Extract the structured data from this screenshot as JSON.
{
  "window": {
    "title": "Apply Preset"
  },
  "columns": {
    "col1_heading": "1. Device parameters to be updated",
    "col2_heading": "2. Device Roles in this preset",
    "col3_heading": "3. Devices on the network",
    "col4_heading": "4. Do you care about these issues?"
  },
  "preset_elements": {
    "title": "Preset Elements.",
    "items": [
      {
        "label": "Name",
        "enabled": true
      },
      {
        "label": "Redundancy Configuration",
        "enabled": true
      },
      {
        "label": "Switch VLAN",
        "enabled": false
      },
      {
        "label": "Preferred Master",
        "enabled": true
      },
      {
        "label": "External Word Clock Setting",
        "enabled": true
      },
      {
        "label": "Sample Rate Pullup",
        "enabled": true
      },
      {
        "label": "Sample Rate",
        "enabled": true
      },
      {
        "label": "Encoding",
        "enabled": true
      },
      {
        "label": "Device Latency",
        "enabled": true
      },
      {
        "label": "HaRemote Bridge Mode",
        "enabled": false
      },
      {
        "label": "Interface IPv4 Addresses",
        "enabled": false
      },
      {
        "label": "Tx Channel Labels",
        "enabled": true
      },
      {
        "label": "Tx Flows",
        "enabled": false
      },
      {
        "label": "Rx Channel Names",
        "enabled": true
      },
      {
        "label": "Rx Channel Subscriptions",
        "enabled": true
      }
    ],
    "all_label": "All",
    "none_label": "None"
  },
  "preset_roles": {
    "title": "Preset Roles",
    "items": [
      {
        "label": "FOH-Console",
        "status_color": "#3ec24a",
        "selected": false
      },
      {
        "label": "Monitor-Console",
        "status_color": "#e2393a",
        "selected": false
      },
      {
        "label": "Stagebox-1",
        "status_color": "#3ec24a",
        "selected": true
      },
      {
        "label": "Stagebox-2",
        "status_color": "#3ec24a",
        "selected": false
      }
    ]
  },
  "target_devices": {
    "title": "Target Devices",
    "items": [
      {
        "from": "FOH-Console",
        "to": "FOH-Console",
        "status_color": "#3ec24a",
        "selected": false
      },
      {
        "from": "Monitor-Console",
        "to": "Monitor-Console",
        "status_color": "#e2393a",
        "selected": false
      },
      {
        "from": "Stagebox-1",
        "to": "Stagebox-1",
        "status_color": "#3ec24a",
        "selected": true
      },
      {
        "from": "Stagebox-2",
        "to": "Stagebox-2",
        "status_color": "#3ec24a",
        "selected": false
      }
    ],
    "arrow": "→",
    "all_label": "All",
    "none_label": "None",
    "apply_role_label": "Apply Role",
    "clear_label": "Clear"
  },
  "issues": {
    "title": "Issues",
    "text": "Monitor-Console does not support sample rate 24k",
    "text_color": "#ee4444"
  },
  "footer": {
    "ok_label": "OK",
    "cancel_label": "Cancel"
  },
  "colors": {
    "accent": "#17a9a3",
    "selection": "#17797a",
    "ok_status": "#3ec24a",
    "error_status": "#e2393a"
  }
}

——————

▸ **What you have to do**
Count every line of the records that holds the string "Apply". Write only the total.

▸ **Exercise result**
2